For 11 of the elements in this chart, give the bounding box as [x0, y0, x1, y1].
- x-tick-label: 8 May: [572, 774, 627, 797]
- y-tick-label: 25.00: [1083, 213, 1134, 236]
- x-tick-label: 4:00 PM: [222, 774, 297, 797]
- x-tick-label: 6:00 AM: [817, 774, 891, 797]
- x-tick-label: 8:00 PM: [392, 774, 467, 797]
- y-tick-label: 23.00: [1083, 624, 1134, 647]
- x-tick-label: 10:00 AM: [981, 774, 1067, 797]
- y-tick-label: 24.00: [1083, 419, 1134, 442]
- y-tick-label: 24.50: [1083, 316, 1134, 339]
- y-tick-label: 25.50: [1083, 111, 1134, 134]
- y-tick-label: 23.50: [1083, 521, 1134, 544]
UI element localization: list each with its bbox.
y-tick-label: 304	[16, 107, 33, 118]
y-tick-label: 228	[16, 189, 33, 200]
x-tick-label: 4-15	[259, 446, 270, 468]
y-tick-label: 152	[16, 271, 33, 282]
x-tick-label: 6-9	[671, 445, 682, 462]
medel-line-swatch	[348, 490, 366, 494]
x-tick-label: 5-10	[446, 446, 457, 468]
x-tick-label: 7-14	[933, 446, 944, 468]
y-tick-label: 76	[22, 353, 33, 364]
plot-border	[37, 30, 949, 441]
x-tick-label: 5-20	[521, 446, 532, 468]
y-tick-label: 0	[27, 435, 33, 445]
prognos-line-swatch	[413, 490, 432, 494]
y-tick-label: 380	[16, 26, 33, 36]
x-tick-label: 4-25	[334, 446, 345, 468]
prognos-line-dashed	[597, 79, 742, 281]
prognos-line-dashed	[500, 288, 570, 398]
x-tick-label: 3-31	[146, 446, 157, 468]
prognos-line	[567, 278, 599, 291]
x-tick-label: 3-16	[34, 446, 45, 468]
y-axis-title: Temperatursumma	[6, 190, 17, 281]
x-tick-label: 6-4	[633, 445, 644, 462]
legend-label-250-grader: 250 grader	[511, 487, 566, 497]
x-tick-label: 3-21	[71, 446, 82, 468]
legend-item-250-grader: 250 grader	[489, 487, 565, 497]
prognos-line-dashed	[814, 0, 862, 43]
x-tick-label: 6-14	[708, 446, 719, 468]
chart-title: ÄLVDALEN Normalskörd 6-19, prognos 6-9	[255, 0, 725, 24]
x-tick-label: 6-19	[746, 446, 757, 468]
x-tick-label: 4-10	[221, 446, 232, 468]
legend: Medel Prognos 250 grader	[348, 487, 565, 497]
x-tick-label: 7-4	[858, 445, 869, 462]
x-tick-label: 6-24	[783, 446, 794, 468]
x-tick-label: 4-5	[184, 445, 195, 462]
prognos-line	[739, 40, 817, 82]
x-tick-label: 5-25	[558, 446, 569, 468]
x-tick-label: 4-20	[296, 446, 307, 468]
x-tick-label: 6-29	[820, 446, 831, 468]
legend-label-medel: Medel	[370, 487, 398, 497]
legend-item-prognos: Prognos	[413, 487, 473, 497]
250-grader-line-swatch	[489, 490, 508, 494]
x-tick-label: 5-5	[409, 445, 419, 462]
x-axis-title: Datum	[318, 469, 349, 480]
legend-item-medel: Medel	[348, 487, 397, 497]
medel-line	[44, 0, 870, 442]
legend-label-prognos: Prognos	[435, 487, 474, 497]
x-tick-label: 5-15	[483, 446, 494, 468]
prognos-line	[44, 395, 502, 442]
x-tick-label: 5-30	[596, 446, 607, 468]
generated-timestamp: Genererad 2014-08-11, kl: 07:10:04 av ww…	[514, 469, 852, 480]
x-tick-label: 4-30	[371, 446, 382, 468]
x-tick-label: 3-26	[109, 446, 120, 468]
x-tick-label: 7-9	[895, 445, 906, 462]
********
[Exercise brief]
Rewrite every line of the material above as a single numbered list, leaving out any blank lines.

[Task output]
1. For 11 of the elements in this chart, give the bounding box as [x0, y0, x1, y1].
2. - x-tick-label: 8 May: [572, 774, 627, 797]
3. - y-tick-label: 25.00: [1083, 213, 1134, 236]
4. - x-tick-label: 4:00 PM: [222, 774, 297, 797]
5. - x-tick-label: 6:00 AM: [817, 774, 891, 797]
6. - x-tick-label: 8:00 PM: [392, 774, 467, 797]
7. - y-tick-label: 23.00: [1083, 624, 1134, 647]
8. - x-tick-label: 10:00 AM: [981, 774, 1067, 797]
9. - y-tick-label: 24.00: [1083, 419, 1134, 442]
10. - y-tick-label: 24.50: [1083, 316, 1134, 339]
11. - y-tick-label: 25.50: [1083, 111, 1134, 134]
12. - y-tick-label: 23.50: [1083, 521, 1134, 544]
13. UI element localization: list each with its bbox.
14. y-tick-label: 304	[16, 107, 33, 118]
15. y-tick-label: 228	[16, 189, 33, 200]
16. x-tick-label: 4-15	[259, 446, 270, 468]
17. y-tick-label: 152	[16, 271, 33, 282]
18. x-tick-label: 6-9	[671, 445, 682, 462]
19. medel-line-swatch	[348, 490, 366, 494]
20. x-tick-label: 5-10	[446, 446, 457, 468]
21. x-tick-label: 7-14	[933, 446, 944, 468]
22. y-tick-label: 76	[22, 353, 33, 364]
23. plot-border	[37, 30, 949, 441]
24. x-tick-label: 5-20	[521, 446, 532, 468]
25. y-tick-label: 0	[27, 435, 33, 445]
26. prognos-line-swatch	[413, 490, 432, 494]
27. y-tick-label: 380	[16, 26, 33, 36]
28. x-tick-label: 4-25	[334, 446, 345, 468]
29. prognos-line-dashed	[597, 79, 742, 281]
30. prognos-line-dashed	[500, 288, 570, 398]
31. x-tick-label: 3-31	[146, 446, 157, 468]
32. prognos-line	[567, 278, 599, 291]
33. x-tick-label: 3-16	[34, 446, 45, 468]
34. y-axis-title: Temperatursumma	[6, 190, 17, 281]
35. x-tick-label: 6-4	[633, 445, 644, 462]
36. legend-label-250-grader: 250 grader	[511, 487, 566, 497]
37. x-tick-label: 3-21	[71, 446, 82, 468]
38. legend-item-250-grader: 250 grader	[489, 487, 565, 497]
39. prognos-line-dashed	[814, 0, 862, 43]
40. x-tick-label: 6-14	[708, 446, 719, 468]
41. chart-title: ÄLVDALEN Normalskörd 6-19, prognos 6-9	[255, 0, 725, 24]
42. x-tick-label: 6-19	[746, 446, 757, 468]
43. x-tick-label: 4-10	[221, 446, 232, 468]
44. legend: Medel Prognos 250 grader	[348, 487, 565, 497]
45. x-tick-label: 7-4	[858, 445, 869, 462]
46. x-tick-label: 6-24	[783, 446, 794, 468]
47. x-tick-label: 4-5	[184, 445, 195, 462]
48. prognos-line	[739, 40, 817, 82]
49. x-tick-label: 5-25	[558, 446, 569, 468]
50. x-tick-label: 4-20	[296, 446, 307, 468]
51. x-tick-label: 6-29	[820, 446, 831, 468]
52. legend-label-medel: Medel	[370, 487, 398, 497]
53. legend-item-prognos: Prognos	[413, 487, 473, 497]
54. 250-grader-line-swatch	[489, 490, 508, 494]
55. x-tick-label: 5-5	[409, 445, 419, 462]
56. x-axis-title: Datum	[318, 469, 349, 480]
57. legend-item-medel: Medel	[348, 487, 397, 497]
58. medel-line	[44, 0, 870, 442]
59. legend-label-prognos: Prognos	[435, 487, 474, 497]
60. x-tick-label: 5-15	[483, 446, 494, 468]
61. prognos-line	[44, 395, 502, 442]
62. x-tick-label: 5-30	[596, 446, 607, 468]
63. generated-timestamp: Genererad 2014-08-11, kl: 07:10:04 av ww…	[514, 469, 852, 480]
64. x-tick-label: 4-30	[371, 446, 382, 468]
65. x-tick-label: 3-26	[109, 446, 120, 468]
66. x-tick-label: 7-9	[895, 445, 906, 462]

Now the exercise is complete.